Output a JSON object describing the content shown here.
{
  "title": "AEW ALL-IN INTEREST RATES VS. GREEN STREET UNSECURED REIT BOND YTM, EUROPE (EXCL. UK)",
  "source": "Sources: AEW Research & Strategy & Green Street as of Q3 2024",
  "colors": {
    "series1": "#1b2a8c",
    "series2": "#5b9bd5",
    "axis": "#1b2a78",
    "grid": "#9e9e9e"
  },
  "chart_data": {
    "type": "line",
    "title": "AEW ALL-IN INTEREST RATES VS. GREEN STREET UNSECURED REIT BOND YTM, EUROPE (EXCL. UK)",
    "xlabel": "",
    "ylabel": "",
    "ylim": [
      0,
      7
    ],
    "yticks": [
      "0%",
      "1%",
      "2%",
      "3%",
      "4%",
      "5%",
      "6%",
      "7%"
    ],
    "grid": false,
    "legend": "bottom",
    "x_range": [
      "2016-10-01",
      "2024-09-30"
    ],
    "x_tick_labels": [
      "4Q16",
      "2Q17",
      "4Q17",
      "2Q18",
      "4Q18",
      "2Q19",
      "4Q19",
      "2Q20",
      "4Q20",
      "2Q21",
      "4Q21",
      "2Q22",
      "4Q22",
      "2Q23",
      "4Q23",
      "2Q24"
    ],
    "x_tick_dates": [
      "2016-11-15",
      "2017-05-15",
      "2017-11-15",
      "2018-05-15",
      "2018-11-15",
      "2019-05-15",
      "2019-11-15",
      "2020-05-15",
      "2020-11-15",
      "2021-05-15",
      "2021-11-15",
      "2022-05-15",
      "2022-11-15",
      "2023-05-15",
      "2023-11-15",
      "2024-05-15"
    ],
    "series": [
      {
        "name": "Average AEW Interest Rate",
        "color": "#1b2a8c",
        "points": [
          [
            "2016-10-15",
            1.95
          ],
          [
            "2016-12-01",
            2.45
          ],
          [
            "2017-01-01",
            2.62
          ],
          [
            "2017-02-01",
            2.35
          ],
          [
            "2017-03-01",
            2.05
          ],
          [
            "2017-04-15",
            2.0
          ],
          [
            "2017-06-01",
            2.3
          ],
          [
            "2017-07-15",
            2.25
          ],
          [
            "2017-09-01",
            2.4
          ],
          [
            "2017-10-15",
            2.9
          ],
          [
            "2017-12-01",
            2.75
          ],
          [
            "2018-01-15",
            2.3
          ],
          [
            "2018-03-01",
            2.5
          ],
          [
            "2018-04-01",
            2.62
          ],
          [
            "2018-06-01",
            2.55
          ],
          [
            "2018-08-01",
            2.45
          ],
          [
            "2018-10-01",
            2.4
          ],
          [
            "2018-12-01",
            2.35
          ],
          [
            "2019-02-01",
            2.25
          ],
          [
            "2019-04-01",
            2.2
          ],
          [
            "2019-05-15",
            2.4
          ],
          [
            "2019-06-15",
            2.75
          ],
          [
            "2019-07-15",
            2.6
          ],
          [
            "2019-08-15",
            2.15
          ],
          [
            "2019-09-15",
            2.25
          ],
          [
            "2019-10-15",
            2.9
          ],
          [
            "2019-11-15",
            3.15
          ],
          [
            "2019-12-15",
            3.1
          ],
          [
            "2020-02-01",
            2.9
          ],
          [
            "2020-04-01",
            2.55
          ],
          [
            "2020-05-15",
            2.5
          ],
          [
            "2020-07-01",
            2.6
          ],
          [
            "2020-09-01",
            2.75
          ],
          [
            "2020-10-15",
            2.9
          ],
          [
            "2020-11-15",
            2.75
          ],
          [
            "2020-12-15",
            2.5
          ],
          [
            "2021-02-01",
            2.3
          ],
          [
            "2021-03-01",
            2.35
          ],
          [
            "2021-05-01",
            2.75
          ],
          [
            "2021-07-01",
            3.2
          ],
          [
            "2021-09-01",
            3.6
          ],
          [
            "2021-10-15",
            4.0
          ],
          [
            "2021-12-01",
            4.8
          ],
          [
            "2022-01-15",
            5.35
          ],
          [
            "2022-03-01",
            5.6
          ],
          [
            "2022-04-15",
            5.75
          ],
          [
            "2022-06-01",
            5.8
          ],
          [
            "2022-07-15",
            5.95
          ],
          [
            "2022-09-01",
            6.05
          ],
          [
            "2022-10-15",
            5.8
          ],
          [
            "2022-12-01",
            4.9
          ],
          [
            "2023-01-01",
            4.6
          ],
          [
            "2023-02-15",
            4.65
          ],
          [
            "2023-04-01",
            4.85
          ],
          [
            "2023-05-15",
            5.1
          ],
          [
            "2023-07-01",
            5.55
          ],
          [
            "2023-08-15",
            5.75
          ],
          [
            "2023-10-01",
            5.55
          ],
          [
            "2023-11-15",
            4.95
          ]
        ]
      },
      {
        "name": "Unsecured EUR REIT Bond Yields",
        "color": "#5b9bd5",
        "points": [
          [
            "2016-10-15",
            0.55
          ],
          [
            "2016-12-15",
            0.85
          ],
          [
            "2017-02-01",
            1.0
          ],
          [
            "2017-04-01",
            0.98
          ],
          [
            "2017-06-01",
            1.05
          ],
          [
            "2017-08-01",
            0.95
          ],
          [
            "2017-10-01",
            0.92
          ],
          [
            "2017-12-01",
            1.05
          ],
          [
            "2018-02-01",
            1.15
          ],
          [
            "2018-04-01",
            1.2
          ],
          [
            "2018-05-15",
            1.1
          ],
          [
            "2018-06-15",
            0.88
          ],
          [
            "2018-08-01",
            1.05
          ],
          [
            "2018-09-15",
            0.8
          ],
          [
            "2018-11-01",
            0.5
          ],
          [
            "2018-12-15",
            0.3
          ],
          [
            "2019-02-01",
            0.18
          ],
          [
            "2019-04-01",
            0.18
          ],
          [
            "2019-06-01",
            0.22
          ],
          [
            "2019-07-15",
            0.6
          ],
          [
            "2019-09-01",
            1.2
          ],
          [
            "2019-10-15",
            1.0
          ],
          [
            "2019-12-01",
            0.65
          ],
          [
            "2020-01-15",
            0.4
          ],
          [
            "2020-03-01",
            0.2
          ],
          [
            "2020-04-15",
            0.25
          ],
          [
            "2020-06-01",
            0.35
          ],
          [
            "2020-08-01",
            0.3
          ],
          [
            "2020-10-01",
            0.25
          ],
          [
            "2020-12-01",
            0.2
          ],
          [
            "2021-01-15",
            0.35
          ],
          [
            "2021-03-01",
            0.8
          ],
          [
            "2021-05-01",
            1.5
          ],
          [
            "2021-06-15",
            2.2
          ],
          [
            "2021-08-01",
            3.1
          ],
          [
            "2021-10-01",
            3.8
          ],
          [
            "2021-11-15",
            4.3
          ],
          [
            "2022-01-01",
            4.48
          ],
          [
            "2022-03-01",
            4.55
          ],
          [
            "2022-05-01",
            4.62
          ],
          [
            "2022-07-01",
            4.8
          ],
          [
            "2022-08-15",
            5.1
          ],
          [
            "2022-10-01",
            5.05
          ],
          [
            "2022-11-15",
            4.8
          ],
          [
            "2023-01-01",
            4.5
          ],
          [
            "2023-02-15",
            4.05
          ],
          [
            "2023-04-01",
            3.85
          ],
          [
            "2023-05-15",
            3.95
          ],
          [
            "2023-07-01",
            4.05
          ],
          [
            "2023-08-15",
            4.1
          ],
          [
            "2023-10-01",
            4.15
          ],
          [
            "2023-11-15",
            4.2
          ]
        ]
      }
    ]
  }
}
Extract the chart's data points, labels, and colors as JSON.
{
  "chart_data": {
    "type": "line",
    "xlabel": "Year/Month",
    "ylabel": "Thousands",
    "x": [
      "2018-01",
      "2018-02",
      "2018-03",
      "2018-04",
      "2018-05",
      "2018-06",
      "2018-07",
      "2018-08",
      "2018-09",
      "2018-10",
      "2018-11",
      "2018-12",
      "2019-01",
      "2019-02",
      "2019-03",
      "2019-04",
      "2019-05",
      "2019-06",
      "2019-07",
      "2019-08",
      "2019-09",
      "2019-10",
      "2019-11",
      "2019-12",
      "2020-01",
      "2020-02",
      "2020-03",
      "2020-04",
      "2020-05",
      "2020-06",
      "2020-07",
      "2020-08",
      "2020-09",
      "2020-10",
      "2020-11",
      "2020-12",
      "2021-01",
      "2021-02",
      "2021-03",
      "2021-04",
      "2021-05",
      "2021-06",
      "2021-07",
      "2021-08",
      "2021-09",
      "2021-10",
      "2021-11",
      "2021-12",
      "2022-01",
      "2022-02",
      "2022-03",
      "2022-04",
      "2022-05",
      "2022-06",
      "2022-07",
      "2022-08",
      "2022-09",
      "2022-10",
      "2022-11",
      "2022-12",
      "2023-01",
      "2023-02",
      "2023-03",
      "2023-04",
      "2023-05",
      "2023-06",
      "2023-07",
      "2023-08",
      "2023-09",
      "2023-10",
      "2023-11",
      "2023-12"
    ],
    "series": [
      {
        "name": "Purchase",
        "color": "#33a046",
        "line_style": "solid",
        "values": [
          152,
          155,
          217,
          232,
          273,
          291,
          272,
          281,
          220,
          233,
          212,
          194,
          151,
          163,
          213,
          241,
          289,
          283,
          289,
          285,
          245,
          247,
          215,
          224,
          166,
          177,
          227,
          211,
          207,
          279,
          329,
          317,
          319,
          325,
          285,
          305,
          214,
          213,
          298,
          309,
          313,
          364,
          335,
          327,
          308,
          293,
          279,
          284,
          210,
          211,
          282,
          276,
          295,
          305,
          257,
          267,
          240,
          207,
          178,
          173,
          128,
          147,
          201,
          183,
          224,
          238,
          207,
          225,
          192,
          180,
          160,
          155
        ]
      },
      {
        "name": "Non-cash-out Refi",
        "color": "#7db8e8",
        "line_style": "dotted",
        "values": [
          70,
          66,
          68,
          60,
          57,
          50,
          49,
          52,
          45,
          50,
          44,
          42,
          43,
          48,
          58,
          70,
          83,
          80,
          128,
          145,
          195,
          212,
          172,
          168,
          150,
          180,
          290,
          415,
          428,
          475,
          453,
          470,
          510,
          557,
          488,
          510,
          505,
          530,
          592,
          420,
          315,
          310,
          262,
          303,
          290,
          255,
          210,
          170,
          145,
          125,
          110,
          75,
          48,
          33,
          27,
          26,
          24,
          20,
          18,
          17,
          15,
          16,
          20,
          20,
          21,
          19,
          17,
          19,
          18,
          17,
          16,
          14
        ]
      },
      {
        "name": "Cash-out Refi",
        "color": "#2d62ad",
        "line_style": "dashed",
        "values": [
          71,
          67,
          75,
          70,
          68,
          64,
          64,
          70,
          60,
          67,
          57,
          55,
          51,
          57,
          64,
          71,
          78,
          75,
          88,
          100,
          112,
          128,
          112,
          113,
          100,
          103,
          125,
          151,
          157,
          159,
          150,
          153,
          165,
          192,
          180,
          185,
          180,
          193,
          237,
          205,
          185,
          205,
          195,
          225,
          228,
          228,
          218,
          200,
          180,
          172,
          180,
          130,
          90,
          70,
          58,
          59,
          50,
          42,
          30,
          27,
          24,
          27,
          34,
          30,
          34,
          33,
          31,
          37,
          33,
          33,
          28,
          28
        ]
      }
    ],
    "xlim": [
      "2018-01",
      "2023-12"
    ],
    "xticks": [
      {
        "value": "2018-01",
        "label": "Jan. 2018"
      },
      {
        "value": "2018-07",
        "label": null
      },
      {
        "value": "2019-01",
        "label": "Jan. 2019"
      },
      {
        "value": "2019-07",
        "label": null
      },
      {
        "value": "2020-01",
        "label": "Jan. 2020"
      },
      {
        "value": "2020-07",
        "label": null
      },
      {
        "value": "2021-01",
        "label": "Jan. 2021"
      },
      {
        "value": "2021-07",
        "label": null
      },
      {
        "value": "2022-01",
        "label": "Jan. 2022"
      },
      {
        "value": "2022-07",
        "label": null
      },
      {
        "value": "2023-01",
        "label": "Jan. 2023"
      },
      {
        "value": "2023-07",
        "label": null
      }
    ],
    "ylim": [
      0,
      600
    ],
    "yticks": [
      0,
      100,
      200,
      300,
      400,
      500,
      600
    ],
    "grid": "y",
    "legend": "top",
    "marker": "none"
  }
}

GIVEN TASK:
Search the listing above for the string "Refi". Copy every line that contains it.

RESPONSE:
        "name": "Non-cash-out Refi",
        "name": "Cash-out Refi",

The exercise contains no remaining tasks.